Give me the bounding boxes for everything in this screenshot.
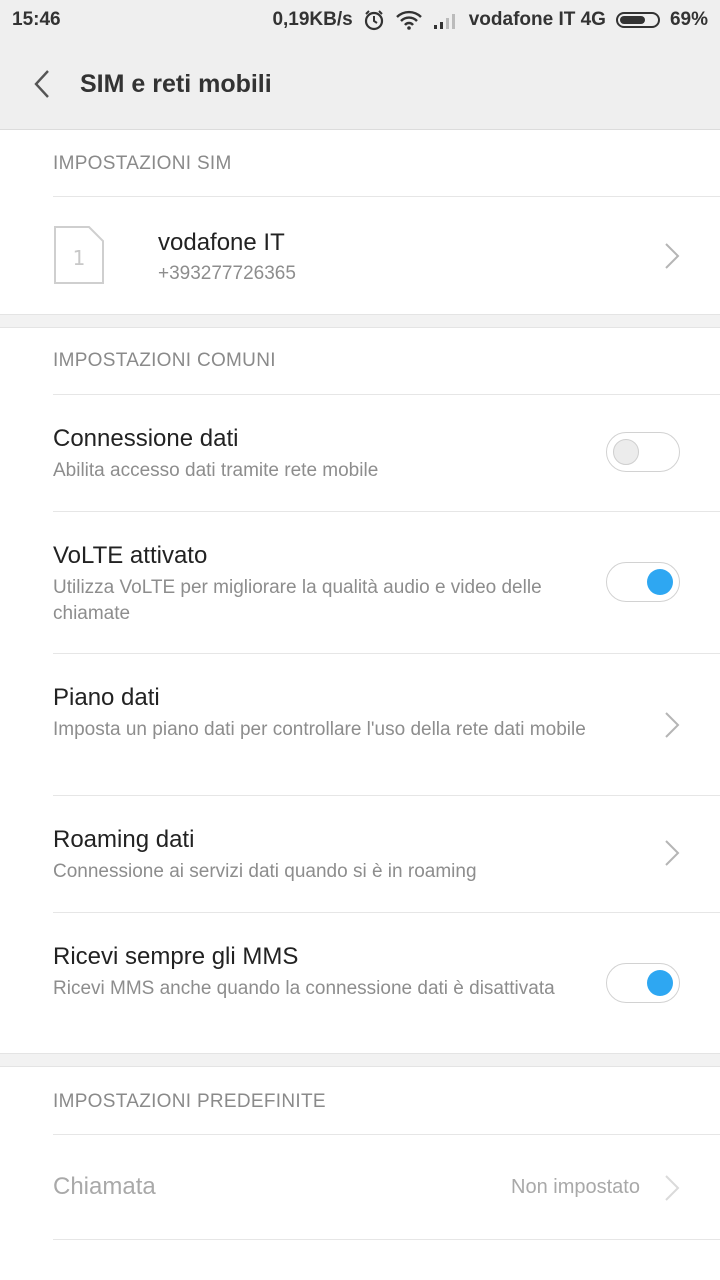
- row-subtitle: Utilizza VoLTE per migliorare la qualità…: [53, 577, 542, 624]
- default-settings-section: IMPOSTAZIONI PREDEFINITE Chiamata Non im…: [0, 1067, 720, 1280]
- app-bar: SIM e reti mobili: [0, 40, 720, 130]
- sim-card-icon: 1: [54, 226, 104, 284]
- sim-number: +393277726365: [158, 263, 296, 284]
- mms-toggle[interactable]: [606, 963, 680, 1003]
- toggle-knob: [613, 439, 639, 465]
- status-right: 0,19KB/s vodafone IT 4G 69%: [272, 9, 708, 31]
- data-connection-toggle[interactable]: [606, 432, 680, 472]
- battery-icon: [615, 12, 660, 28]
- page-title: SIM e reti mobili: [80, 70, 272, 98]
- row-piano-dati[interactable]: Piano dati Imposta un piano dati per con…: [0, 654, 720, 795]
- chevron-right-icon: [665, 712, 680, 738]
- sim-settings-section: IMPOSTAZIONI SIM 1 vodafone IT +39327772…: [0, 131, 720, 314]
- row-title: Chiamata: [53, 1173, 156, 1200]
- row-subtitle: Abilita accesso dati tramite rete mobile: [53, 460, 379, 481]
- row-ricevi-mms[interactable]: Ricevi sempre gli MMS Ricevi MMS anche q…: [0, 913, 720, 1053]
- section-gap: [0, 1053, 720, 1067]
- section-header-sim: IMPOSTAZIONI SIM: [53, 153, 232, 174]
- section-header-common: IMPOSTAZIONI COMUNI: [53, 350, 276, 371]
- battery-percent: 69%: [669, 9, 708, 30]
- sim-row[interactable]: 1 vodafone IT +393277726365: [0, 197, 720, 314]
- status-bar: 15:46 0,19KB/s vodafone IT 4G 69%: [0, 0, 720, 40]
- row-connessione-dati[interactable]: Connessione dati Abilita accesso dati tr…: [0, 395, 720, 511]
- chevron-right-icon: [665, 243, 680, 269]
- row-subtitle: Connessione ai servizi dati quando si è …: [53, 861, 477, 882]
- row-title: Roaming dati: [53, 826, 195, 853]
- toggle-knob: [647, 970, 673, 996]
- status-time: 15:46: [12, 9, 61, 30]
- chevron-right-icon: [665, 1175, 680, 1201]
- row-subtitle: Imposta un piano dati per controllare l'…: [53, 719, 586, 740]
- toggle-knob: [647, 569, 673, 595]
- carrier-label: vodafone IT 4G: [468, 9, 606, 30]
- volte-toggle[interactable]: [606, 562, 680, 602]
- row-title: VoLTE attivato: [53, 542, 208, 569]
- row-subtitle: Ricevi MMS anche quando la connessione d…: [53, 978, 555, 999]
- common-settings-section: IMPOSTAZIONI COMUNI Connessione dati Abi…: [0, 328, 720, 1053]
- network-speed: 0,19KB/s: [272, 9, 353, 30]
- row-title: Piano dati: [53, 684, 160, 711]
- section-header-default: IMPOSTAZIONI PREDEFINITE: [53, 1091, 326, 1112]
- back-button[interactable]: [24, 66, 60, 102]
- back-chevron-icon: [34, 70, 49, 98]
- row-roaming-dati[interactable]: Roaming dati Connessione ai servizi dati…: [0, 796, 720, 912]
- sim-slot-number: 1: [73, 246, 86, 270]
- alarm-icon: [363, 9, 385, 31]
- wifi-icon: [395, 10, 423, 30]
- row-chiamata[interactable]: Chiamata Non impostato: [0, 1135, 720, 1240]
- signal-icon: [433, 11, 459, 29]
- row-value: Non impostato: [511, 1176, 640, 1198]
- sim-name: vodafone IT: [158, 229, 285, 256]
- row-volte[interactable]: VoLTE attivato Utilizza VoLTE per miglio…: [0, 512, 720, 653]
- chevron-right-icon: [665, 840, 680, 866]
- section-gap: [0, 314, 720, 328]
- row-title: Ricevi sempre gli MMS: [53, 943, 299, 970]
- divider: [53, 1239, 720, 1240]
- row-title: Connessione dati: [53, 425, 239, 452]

************

PROBLEM DETAILS> Rewrite the lines of the material starting at the one containing "- row-subtitle: Utilizza" and ending at the one containing "- sim-card-icon: 1: [54, 226, 104, 284]". Replace "SIM e reti mobili" with "SIM and mobile networks" and leave everything else unchanged.

ANSWER BELOW>
- row-subtitle: Utilizza VoLTE per migliorare la qualità…: [53, 577, 542, 624]
- default-settings-section: IMPOSTAZIONI PREDEFINITE Chiamata Non im…: [0, 1067, 720, 1280]
- app-bar: SIM and mobile networks: [0, 40, 720, 130]
- sim-card-icon: 1: [54, 226, 104, 284]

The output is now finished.